*WHAT IS NEEDED*. Every line below is to be copied exactly, with the pictures left out.

[Collected data entries]
━━━━━━━━
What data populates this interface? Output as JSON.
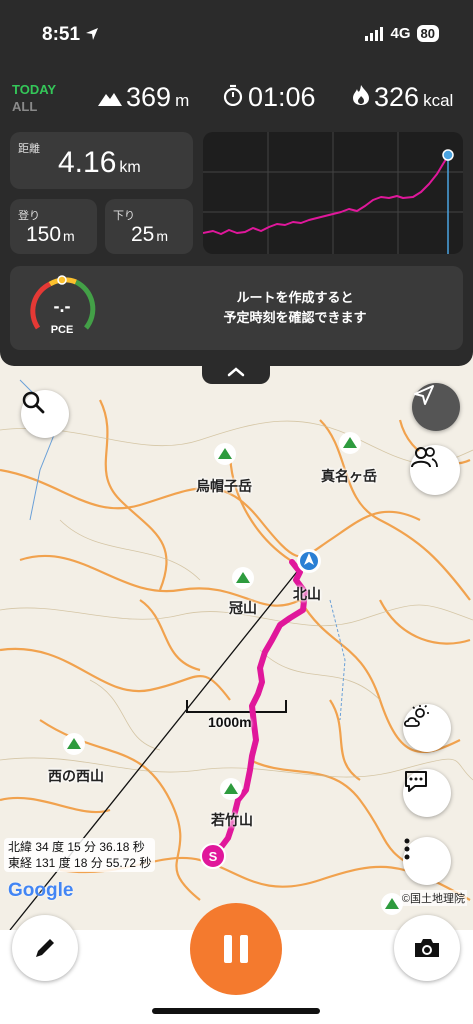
{
  "status": {
    "time": "8:51",
    "network": "4G",
    "battery": "80"
  },
  "summary": {
    "today_label": "TODAY",
    "all_label": "ALL",
    "elevation": "369",
    "elevation_unit": "m",
    "duration": "01:06",
    "calories": "326",
    "calories_unit": "kcal"
  },
  "distance": {
    "label": "距離",
    "value": "4.16",
    "unit": "km"
  },
  "ascent": {
    "label": "登り",
    "value": "150",
    "unit": "m"
  },
  "descent": {
    "label": "下り",
    "value": "25",
    "unit": "m"
  },
  "pce": {
    "value": "-.-",
    "label": "PCE",
    "message_line1": "ルートを作成すると",
    "message_line2": "予定時刻を確認できます"
  },
  "map": {
    "peaks": [
      "烏帽子岳",
      "真名ヶ岳",
      "冠山",
      "北山",
      "西の西山",
      "若竹山"
    ],
    "scale": "1000m",
    "coord_lat": "北緯 34 度 15 分 36.18 秒",
    "coord_lon": "東経 131 度 18 分 55.72 秒",
    "google": "Google",
    "credit": "©国土地理院",
    "start_marker": "S"
  },
  "colors": {
    "panel": "#2b2b2b",
    "route": "#e0179b",
    "accent": "#34c759",
    "record": "#f47a2e",
    "peak": "#2e9b3e"
  },
  "icons": [
    "mountain-icon",
    "stopwatch-icon",
    "flame-icon",
    "search-icon",
    "location-arrow-icon",
    "people-icon",
    "weather-icon",
    "chat-icon",
    "more-icon",
    "pencil-icon",
    "pause-icon",
    "camera-icon",
    "chevron-up-icon"
  ]
}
━━━━━━━━
*THE REPLY*.
What data populates this interface? Output as JSON.
{
  "status": {
    "time": "8:51",
    "network": "4G",
    "battery": "80"
  },
  "summary": {
    "today_label": "TODAY",
    "all_label": "ALL",
    "elevation": "369",
    "elevation_unit": "m",
    "duration": "01:06",
    "calories": "326",
    "calories_unit": "kcal"
  },
  "distance": {
    "label": "距離",
    "value": "4.16",
    "unit": "km"
  },
  "ascent": {
    "label": "登り",
    "value": "150",
    "unit": "m"
  },
  "descent": {
    "label": "下り",
    "value": "25",
    "unit": "m"
  },
  "pce": {
    "value": "-.-",
    "label": "PCE",
    "message_line1": "ルートを作成すると",
    "message_line2": "予定時刻を確認できます"
  },
  "map": {
    "peaks": [
      "烏帽子岳",
      "真名ヶ岳",
      "冠山",
      "北山",
      "西の西山",
      "若竹山"
    ],
    "scale": "1000m",
    "coord_lat": "北緯 34 度 15 分 36.18 秒",
    "coord_lon": "東経 131 度 18 分 55.72 秒",
    "google": "Google",
    "credit": "©国土地理院",
    "start_marker": "S"
  },
  "colors": {
    "panel": "#2b2b2b",
    "route": "#e0179b",
    "accent": "#34c759",
    "record": "#f47a2e",
    "peak": "#2e9b3e"
  },
  "icons": [
    "mountain-icon",
    "stopwatch-icon",
    "flame-icon",
    "search-icon",
    "location-arrow-icon",
    "people-icon",
    "weather-icon",
    "chat-icon",
    "more-icon",
    "pencil-icon",
    "pause-icon",
    "camera-icon",
    "chevron-up-icon"
  ]
}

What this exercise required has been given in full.